**TASK BRIEF:** Every line that holds the string "meshes" is to be identified and copied.

Figure record extracts

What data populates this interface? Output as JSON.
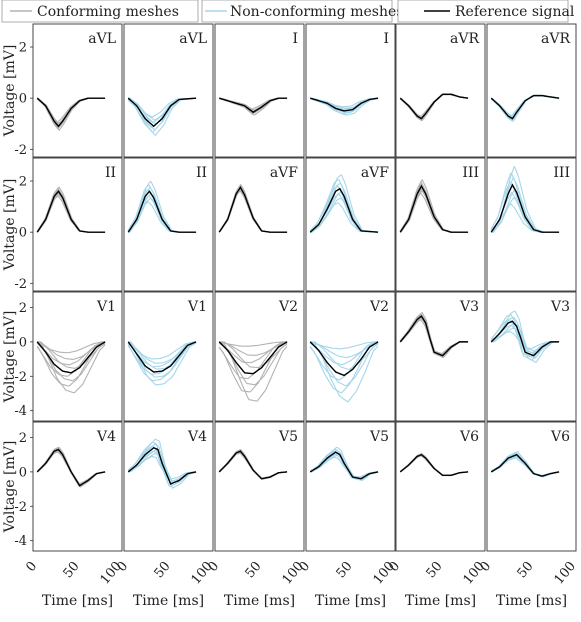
{
  "legend": {
    "conforming": "Conforming meshes",
    "nonconforming": "Non-conforming meshes",
    "reference": "Reference signal"
  },
  "colors": {
    "conforming": "#b3b3b3",
    "nonconforming": "#a6d6ea",
    "reference": "#000000"
  },
  "chart_data": [
    {
      "type": "line",
      "grid": "2x6 rows of panels? no: 4 rows x 6 columns",
      "xlabel": "Time [ms]",
      "ylabel": "Voltage [mV]",
      "xlim": [
        -5,
        100
      ],
      "xticks": [
        0,
        50,
        100
      ],
      "rows": [
        {
          "ylim": [
            -2.3,
            2.9
          ],
          "yticks": [
            -2,
            0,
            2
          ],
          "panels": [
            {
              "label": "aVL",
              "variant": "conforming",
              "reference": {
                "x": [
                  0,
                  10,
                  20,
                  25,
                  30,
                  40,
                  50,
                  60,
                  80
                ],
                "y": [
                  0,
                  -0.3,
                  -0.9,
                  -1.1,
                  -0.9,
                  -0.4,
                  -0.1,
                  0.0,
                  0.0
                ]
              },
              "spread": 0.2
            },
            {
              "label": "aVL",
              "variant": "nonconforming",
              "reference": {
                "x": [
                  0,
                  10,
                  20,
                  30,
                  40,
                  50,
                  60,
                  80
                ],
                "y": [
                  0,
                  -0.3,
                  -0.8,
                  -1.1,
                  -0.8,
                  -0.3,
                  -0.05,
                  0.0
                ]
              },
              "spread": 0.45
            },
            {
              "label": "I",
              "variant": "conforming",
              "reference": {
                "x": [
                  0,
                  10,
                  20,
                  30,
                  40,
                  50,
                  60,
                  70,
                  80
                ],
                "y": [
                  0,
                  -0.1,
                  -0.2,
                  -0.3,
                  -0.55,
                  -0.35,
                  -0.1,
                  0.0,
                  0.0
                ]
              },
              "spread": 0.3
            },
            {
              "label": "I",
              "variant": "nonconforming",
              "reference": {
                "x": [
                  0,
                  10,
                  20,
                  30,
                  40,
                  50,
                  60,
                  70,
                  80
                ],
                "y": [
                  0,
                  -0.1,
                  -0.2,
                  -0.4,
                  -0.5,
                  -0.45,
                  -0.2,
                  -0.05,
                  0.0
                ]
              },
              "spread": 0.45
            },
            {
              "label": "aVR",
              "variant": "conforming",
              "reference": {
                "x": [
                  0,
                  10,
                  20,
                  25,
                  30,
                  40,
                  50,
                  60,
                  70,
                  80
                ],
                "y": [
                  0,
                  -0.3,
                  -0.7,
                  -0.8,
                  -0.6,
                  -0.15,
                  0.15,
                  0.15,
                  0.05,
                  0.0
                ]
              },
              "spread": 0.15
            },
            {
              "label": "aVR",
              "variant": "nonconforming",
              "reference": {
                "x": [
                  0,
                  10,
                  20,
                  25,
                  30,
                  40,
                  50,
                  60,
                  70,
                  80
                ],
                "y": [
                  0,
                  -0.3,
                  -0.7,
                  -0.8,
                  -0.55,
                  -0.1,
                  0.1,
                  0.1,
                  0.05,
                  0.0
                ]
              },
              "spread": 0.2
            }
          ]
        },
        {
          "ylim": [
            -2.3,
            2.9
          ],
          "yticks": [
            -2,
            0,
            2
          ],
          "panels": [
            {
              "label": "II",
              "variant": "conforming",
              "reference": {
                "x": [
                  0,
                  10,
                  20,
                  25,
                  30,
                  40,
                  50,
                  60,
                  80
                ],
                "y": [
                  0,
                  0.5,
                  1.4,
                  1.6,
                  1.35,
                  0.5,
                  0.05,
                  0.0,
                  0.0
                ]
              },
              "spread": 0.15
            },
            {
              "label": "II",
              "variant": "nonconforming",
              "reference": {
                "x": [
                  0,
                  10,
                  20,
                  25,
                  30,
                  40,
                  50,
                  60,
                  80
                ],
                "y": [
                  0,
                  0.5,
                  1.4,
                  1.6,
                  1.35,
                  0.5,
                  0.05,
                  0.0,
                  0.0
                ]
              },
              "spread": 0.35
            },
            {
              "label": "aVF",
              "variant": "conforming",
              "reference": {
                "x": [
                  0,
                  10,
                  20,
                  25,
                  30,
                  40,
                  50,
                  60,
                  80
                ],
                "y": [
                  0,
                  0.5,
                  1.5,
                  1.75,
                  1.45,
                  0.55,
                  0.05,
                  0.0,
                  0.0
                ]
              },
              "spread": 0.1
            },
            {
              "label": "aVF",
              "variant": "nonconforming",
              "reference": {
                "x": [
                  0,
                  10,
                  20,
                  30,
                  35,
                  40,
                  50,
                  60,
                  80
                ],
                "y": [
                  0,
                  0.3,
                  0.9,
                  1.6,
                  1.7,
                  1.4,
                  0.5,
                  0.05,
                  0.0
                ]
              },
              "spread": 0.45
            },
            {
              "label": "III",
              "variant": "conforming",
              "reference": {
                "x": [
                  0,
                  10,
                  20,
                  25,
                  30,
                  40,
                  50,
                  60,
                  80
                ],
                "y": [
                  0,
                  0.5,
                  1.5,
                  1.8,
                  1.5,
                  0.6,
                  0.1,
                  0.0,
                  0.0
                ]
              },
              "spread": 0.2
            },
            {
              "label": "III",
              "variant": "nonconforming",
              "reference": {
                "x": [
                  0,
                  10,
                  20,
                  25,
                  30,
                  40,
                  50,
                  60,
                  80
                ],
                "y": [
                  0,
                  0.5,
                  1.5,
                  1.85,
                  1.55,
                  0.6,
                  0.1,
                  0.0,
                  0.0
                ]
              },
              "spread": 0.55
            }
          ]
        },
        {
          "ylim": [
            -4.6,
            2.9
          ],
          "yticks": [
            -4,
            -2,
            0,
            2
          ],
          "panels": [
            {
              "label": "V1",
              "variant": "conforming",
              "reference": {
                "x": [
                  0,
                  10,
                  20,
                  30,
                  40,
                  50,
                  60,
                  70,
                  80
                ],
                "y": [
                  0,
                  -0.6,
                  -1.3,
                  -1.7,
                  -1.8,
                  -1.5,
                  -0.9,
                  -0.3,
                  0.0
                ]
              },
              "spread": 0.9
            },
            {
              "label": "V1",
              "variant": "nonconforming",
              "reference": {
                "x": [
                  0,
                  10,
                  20,
                  30,
                  40,
                  50,
                  60,
                  70,
                  80
                ],
                "y": [
                  0,
                  -0.7,
                  -1.4,
                  -1.75,
                  -1.7,
                  -1.4,
                  -0.8,
                  -0.2,
                  0.0
                ]
              },
              "spread": 0.6
            },
            {
              "label": "V2",
              "variant": "conforming",
              "reference": {
                "x": [
                  0,
                  10,
                  20,
                  30,
                  40,
                  50,
                  60,
                  70,
                  80
                ],
                "y": [
                  0,
                  -0.5,
                  -1.2,
                  -1.8,
                  -1.85,
                  -1.5,
                  -0.9,
                  -0.3,
                  0.0
                ]
              },
              "spread": 1.2
            },
            {
              "label": "V2",
              "variant": "nonconforming",
              "reference": {
                "x": [
                  0,
                  10,
                  20,
                  30,
                  40,
                  50,
                  60,
                  70,
                  80
                ],
                "y": [
                  0,
                  -0.5,
                  -1.2,
                  -1.75,
                  -1.95,
                  -1.6,
                  -1.0,
                  -0.3,
                  0.0
                ]
              },
              "spread": 1.1
            },
            {
              "label": "V3",
              "variant": "conforming",
              "reference": {
                "x": [
                  0,
                  10,
                  20,
                  25,
                  30,
                  35,
                  40,
                  50,
                  60,
                  70,
                  80
                ],
                "y": [
                  0,
                  0.6,
                  1.3,
                  1.5,
                  1.1,
                  0.2,
                  -0.6,
                  -0.8,
                  -0.3,
                  0.0,
                  0.0
                ]
              },
              "spread": 0.2
            },
            {
              "label": "V3",
              "variant": "nonconforming",
              "reference": {
                "x": [
                  0,
                  10,
                  20,
                  25,
                  30,
                  35,
                  40,
                  50,
                  60,
                  70,
                  80
                ],
                "y": [
                  0,
                  0.5,
                  1.1,
                  1.2,
                  0.9,
                  0.2,
                  -0.6,
                  -0.8,
                  -0.3,
                  0.0,
                  0.0
                ]
              },
              "spread": 0.7
            }
          ]
        },
        {
          "ylim": [
            -4.6,
            2.9
          ],
          "yticks": [
            -4,
            -2,
            0,
            2
          ],
          "panels": [
            {
              "label": "V4",
              "variant": "conforming",
              "reference": {
                "x": [
                  0,
                  10,
                  20,
                  25,
                  30,
                  40,
                  50,
                  60,
                  70,
                  80
                ],
                "y": [
                  0,
                  0.5,
                  1.2,
                  1.3,
                  1.0,
                  0.0,
                  -0.8,
                  -0.5,
                  -0.1,
                  0.0
                ]
              },
              "spread": 0.15
            },
            {
              "label": "V4",
              "variant": "nonconforming",
              "reference": {
                "x": [
                  0,
                  10,
                  20,
                  30,
                  35,
                  40,
                  50,
                  60,
                  70,
                  80
                ],
                "y": [
                  0,
                  0.4,
                  1.0,
                  1.4,
                  1.3,
                  0.5,
                  -0.7,
                  -0.5,
                  -0.1,
                  0.0
                ]
              },
              "spread": 0.5
            },
            {
              "label": "V5",
              "variant": "conforming",
              "reference": {
                "x": [
                  0,
                  10,
                  20,
                  25,
                  30,
                  40,
                  50,
                  60,
                  70,
                  80
                ],
                "y": [
                  0,
                  0.5,
                  1.1,
                  1.2,
                  0.9,
                  0.1,
                  -0.4,
                  -0.3,
                  -0.05,
                  0.0
                ]
              },
              "spread": 0.12
            },
            {
              "label": "V5",
              "variant": "nonconforming",
              "reference": {
                "x": [
                  0,
                  10,
                  20,
                  30,
                  35,
                  40,
                  50,
                  60,
                  70,
                  80
                ],
                "y": [
                  0,
                  0.3,
                  0.8,
                  1.15,
                  1.0,
                  0.5,
                  -0.3,
                  -0.4,
                  -0.1,
                  0.0
                ]
              },
              "spread": 0.35
            },
            {
              "label": "V6",
              "variant": "conforming",
              "reference": {
                "x": [
                  0,
                  10,
                  20,
                  25,
                  30,
                  40,
                  50,
                  60,
                  70,
                  80
                ],
                "y": [
                  0,
                  0.4,
                  0.9,
                  1.0,
                  0.8,
                  0.2,
                  -0.2,
                  -0.2,
                  -0.05,
                  0.0
                ]
              },
              "spread": 0.1
            },
            {
              "label": "V6",
              "variant": "nonconforming",
              "reference": {
                "x": [
                  0,
                  10,
                  20,
                  30,
                  40,
                  50,
                  60,
                  70,
                  80
                ],
                "y": [
                  0,
                  0.3,
                  0.8,
                  1.0,
                  0.5,
                  -0.1,
                  -0.25,
                  -0.1,
                  0.0
                ]
              },
              "spread": 0.25
            }
          ]
        }
      ]
    }
  ]
}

**EXERCISE ANSWER:**
    "conforming": "Conforming meshes",
    "nonconforming": "Non-conforming meshes",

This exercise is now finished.